### ENTRIES PROVIDED
/---

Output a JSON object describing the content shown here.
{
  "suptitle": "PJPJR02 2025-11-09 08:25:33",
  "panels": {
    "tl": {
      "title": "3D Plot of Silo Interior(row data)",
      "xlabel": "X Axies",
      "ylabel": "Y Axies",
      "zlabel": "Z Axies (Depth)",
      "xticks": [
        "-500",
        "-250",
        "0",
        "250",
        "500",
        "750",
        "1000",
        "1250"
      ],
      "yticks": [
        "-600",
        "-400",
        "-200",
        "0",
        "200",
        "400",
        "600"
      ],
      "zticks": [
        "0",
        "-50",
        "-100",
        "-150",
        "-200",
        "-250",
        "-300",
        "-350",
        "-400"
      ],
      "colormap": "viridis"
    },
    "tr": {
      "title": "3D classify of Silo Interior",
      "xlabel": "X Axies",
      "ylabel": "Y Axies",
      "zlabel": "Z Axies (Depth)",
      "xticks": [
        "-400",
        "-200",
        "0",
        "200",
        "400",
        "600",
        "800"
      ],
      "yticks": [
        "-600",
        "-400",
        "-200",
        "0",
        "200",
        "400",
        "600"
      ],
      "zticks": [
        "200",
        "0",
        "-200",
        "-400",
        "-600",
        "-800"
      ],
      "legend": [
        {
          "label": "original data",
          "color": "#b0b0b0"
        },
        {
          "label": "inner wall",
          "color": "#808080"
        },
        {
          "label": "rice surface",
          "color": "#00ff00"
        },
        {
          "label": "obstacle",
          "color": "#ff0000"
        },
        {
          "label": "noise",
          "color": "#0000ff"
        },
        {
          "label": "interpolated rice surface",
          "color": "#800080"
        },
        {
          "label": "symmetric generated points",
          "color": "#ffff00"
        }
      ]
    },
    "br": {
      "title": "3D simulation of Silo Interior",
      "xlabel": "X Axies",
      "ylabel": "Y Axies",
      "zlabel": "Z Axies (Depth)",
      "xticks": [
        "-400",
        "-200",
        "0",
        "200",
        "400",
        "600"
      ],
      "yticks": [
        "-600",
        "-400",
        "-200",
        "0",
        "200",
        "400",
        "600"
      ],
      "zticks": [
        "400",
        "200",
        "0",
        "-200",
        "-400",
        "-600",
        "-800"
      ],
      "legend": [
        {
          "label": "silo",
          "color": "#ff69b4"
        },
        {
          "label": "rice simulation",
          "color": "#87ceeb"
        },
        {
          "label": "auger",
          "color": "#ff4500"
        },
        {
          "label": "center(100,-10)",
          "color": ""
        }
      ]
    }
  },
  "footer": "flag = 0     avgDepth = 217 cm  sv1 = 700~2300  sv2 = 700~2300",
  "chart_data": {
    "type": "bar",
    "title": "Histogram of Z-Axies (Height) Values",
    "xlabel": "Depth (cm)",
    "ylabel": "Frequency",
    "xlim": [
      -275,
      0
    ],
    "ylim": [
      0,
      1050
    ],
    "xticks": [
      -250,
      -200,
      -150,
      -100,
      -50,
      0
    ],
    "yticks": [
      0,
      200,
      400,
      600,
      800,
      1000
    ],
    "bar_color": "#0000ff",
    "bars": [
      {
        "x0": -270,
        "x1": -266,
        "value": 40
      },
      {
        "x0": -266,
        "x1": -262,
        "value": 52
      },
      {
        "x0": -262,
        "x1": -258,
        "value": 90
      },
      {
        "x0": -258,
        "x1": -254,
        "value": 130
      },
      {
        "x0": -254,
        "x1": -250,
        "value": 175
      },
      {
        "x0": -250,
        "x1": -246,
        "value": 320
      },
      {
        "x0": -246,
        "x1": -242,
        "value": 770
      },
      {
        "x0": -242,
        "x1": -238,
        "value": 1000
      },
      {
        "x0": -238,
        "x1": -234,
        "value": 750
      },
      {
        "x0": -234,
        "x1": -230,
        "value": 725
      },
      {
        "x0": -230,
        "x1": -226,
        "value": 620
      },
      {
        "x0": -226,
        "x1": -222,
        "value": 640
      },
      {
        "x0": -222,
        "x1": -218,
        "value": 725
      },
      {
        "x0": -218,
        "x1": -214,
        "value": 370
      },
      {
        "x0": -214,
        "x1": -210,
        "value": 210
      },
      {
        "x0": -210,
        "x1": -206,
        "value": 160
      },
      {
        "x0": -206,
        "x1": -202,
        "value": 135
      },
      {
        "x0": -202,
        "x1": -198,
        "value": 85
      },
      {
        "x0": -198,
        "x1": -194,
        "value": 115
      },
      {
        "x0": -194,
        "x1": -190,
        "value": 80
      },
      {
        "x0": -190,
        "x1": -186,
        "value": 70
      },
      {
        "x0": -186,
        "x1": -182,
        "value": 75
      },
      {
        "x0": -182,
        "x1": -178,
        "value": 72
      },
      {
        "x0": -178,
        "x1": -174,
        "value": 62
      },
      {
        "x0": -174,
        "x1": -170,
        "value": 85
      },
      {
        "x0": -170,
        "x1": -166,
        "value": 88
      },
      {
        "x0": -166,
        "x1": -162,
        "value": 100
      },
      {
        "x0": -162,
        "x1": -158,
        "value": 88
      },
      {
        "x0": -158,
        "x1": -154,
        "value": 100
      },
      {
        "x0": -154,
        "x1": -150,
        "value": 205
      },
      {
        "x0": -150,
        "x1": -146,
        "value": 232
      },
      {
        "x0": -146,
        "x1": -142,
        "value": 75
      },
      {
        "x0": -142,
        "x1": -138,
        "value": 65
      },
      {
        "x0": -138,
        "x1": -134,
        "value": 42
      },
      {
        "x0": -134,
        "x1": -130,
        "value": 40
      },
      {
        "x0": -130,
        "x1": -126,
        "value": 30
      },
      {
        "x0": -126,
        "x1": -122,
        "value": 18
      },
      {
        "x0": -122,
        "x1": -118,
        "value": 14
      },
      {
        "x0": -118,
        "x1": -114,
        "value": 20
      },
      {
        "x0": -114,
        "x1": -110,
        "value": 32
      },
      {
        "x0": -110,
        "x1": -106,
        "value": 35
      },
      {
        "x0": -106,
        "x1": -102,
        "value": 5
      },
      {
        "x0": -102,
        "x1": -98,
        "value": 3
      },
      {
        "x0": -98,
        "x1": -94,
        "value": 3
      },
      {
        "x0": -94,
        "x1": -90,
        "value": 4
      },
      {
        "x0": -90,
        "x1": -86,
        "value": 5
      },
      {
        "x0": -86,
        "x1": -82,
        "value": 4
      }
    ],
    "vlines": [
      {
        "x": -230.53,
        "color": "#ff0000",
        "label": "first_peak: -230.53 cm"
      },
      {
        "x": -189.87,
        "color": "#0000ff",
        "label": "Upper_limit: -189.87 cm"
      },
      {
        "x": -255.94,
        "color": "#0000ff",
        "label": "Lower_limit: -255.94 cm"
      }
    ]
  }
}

\---

### YOUR INSTRUCTIONS
All of the data needs to be reproduced exactly, with no line missing.

### EXERCISE OUTPUT
Output a JSON object describing the content shown here.
{
  "suptitle": "PJPJR02 2025-11-09 08:25:33",
  "panels": {
    "tl": {
      "title": "3D Plot of Silo Interior(row data)",
      "xlabel": "X Axies",
      "ylabel": "Y Axies",
      "zlabel": "Z Axies (Depth)",
      "xticks": [
        "-500",
        "-250",
        "0",
        "250",
        "500",
        "750",
        "1000",
        "1250"
      ],
      "yticks": [
        "-600",
        "-400",
        "-200",
        "0",
        "200",
        "400",
        "600"
      ],
      "zticks": [
        "0",
        "-50",
        "-100",
        "-150",
        "-200",
        "-250",
        "-300",
        "-350",
        "-400"
      ],
      "colormap": "viridis"
    },
    "tr": {
      "title": "3D classify of Silo Interior",
      "xlabel": "X Axies",
      "ylabel": "Y Axies",
      "zlabel": "Z Axies (Depth)",
      "xticks": [
        "-400",
        "-200",
        "0",
        "200",
        "400",
        "600",
        "800"
      ],
      "yticks": [
        "-600",
        "-400",
        "-200",
        "0",
        "200",
        "400",
        "600"
      ],
      "zticks": [
        "200",
        "0",
        "-200",
        "-400",
        "-600",
        "-800"
      ],
      "legend": [
        {
          "label": "original data",
          "color": "#b0b0b0"
        },
        {
          "label": "inner wall",
          "color": "#808080"
        },
        {
          "label": "rice surface",
          "color": "#00ff00"
        },
        {
          "label": "obstacle",
          "color": "#ff0000"
        },
        {
          "label": "noise",
          "color": "#0000ff"
        },
        {
          "label": "interpolated rice surface",
          "color": "#800080"
        },
        {
          "label": "symmetric generated points",
          "color": "#ffff00"
        }
      ]
    },
    "br": {
      "title": "3D simulation of Silo Interior",
      "xlabel": "X Axies",
      "ylabel": "Y Axies",
      "zlabel": "Z Axies (Depth)",
      "xticks": [
        "-400",
        "-200",
        "0",
        "200",
        "400",
        "600"
      ],
      "yticks": [
        "-600",
        "-400",
        "-200",
        "0",
        "200",
        "400",
        "600"
      ],
      "zticks": [
        "400",
        "200",
        "0",
        "-200",
        "-400",
        "-600",
        "-800"
      ],
      "legend": [
        {
          "label": "silo",
          "color": "#ff69b4"
        },
        {
          "label": "rice simulation",
          "color": "#87ceeb"
        },
        {
          "label": "auger",
          "color": "#ff4500"
        },
        {
          "label": "center(100,-10)",
          "color": ""
        }
      ]
    }
  },
  "footer": "flag = 0     avgDepth = 217 cm  sv1 = 700~2300  sv2 = 700~2300",
  "chart_data": {
    "type": "bar",
    "title": "Histogram of Z-Axies (Height) Values",
    "xlabel": "Depth (cm)",
    "ylabel": "Frequency",
    "xlim": [
      -275,
      0
    ],
    "ylim": [
      0,
      1050
    ],
    "xticks": [
      -250,
      -200,
      -150,
      -100,
      -50,
      0
    ],
    "yticks": [
      0,
      200,
      400,
      600,
      800,
      1000
    ],
    "bar_color": "#0000ff",
    "bars": [
      {
        "x0": -270,
        "x1": -266,
        "value": 40
      },
      {
        "x0": -266,
        "x1": -262,
        "value": 52
      },
      {
        "x0": -262,
        "x1": -258,
        "value": 90
      },
      {
        "x0": -258,
        "x1": -254,
        "value": 130
      },
      {
        "x0": -254,
        "x1": -250,
        "value": 175
      },
      {
        "x0": -250,
        "x1": -246,
        "value": 320
      },
      {
        "x0": -246,
        "x1": -242,
        "value": 770
      },
      {
        "x0": -242,
        "x1": -238,
        "value": 1000
      },
      {
        "x0": -238,
        "x1": -234,
        "value": 750
      },
      {
        "x0": -234,
        "x1": -230,
        "value": 725
      },
      {
        "x0": -230,
        "x1": -226,
        "value": 620
      },
      {
        "x0": -226,
        "x1": -222,
        "value": 640
      },
      {
        "x0": -222,
        "x1": -218,
        "value": 725
      },
      {
        "x0": -218,
        "x1": -214,
        "value": 370
      },
      {
        "x0": -214,
        "x1": -210,
        "value": 210
      },
      {
        "x0": -210,
        "x1": -206,
        "value": 160
      },
      {
        "x0": -206,
        "x1": -202,
        "value": 135
      },
      {
        "x0": -202,
        "x1": -198,
        "value": 85
      },
      {
        "x0": -198,
        "x1": -194,
        "value": 115
      },
      {
        "x0": -194,
        "x1": -190,
        "value": 80
      },
      {
        "x0": -190,
        "x1": -186,
        "value": 70
      },
      {
        "x0": -186,
        "x1": -182,
        "value": 75
      },
      {
        "x0": -182,
        "x1": -178,
        "value": 72
      },
      {
        "x0": -178,
        "x1": -174,
        "value": 62
      },
      {
        "x0": -174,
        "x1": -170,
        "value": 85
      },
      {
        "x0": -170,
        "x1": -166,
        "value": 88
      },
      {
        "x0": -166,
        "x1": -162,
        "value": 100
      },
      {
        "x0": -162,
        "x1": -158,
        "value": 88
      },
      {
        "x0": -158,
        "x1": -154,
        "value": 100
      },
      {
        "x0": -154,
        "x1": -150,
        "value": 205
      },
      {
        "x0": -150,
        "x1": -146,
        "value": 232
      },
      {
        "x0": -146,
        "x1": -142,
        "value": 75
      },
      {
        "x0": -142,
        "x1": -138,
        "value": 65
      },
      {
        "x0": -138,
        "x1": -134,
        "value": 42
      },
      {
        "x0": -134,
        "x1": -130,
        "value": 40
      },
      {
        "x0": -130,
        "x1": -126,
        "value": 30
      },
      {
        "x0": -126,
        "x1": -122,
        "value": 18
      },
      {
        "x0": -122,
        "x1": -118,
        "value": 14
      },
      {
        "x0": -118,
        "x1": -114,
        "value": 20
      },
      {
        "x0": -114,
        "x1": -110,
        "value": 32
      },
      {
        "x0": -110,
        "x1": -106,
        "value": 35
      },
      {
        "x0": -106,
        "x1": -102,
        "value": 5
      },
      {
        "x0": -102,
        "x1": -98,
        "value": 3
      },
      {
        "x0": -98,
        "x1": -94,
        "value": 3
      },
      {
        "x0": -94,
        "x1": -90,
        "value": 4
      },
      {
        "x0": -90,
        "x1": -86,
        "value": 5
      },
      {
        "x0": -86,
        "x1": -82,
        "value": 4
      }
    ],
    "vlines": [
      {
        "x": -230.53,
        "color": "#ff0000",
        "label": "first_peak: -230.53 cm"
      },
      {
        "x": -189.87,
        "color": "#0000ff",
        "label": "Upper_limit: -189.87 cm"
      },
      {
        "x": -255.94,
        "color": "#0000ff",
        "label": "Lower_limit: -255.94 cm"
      }
    ]
  }
}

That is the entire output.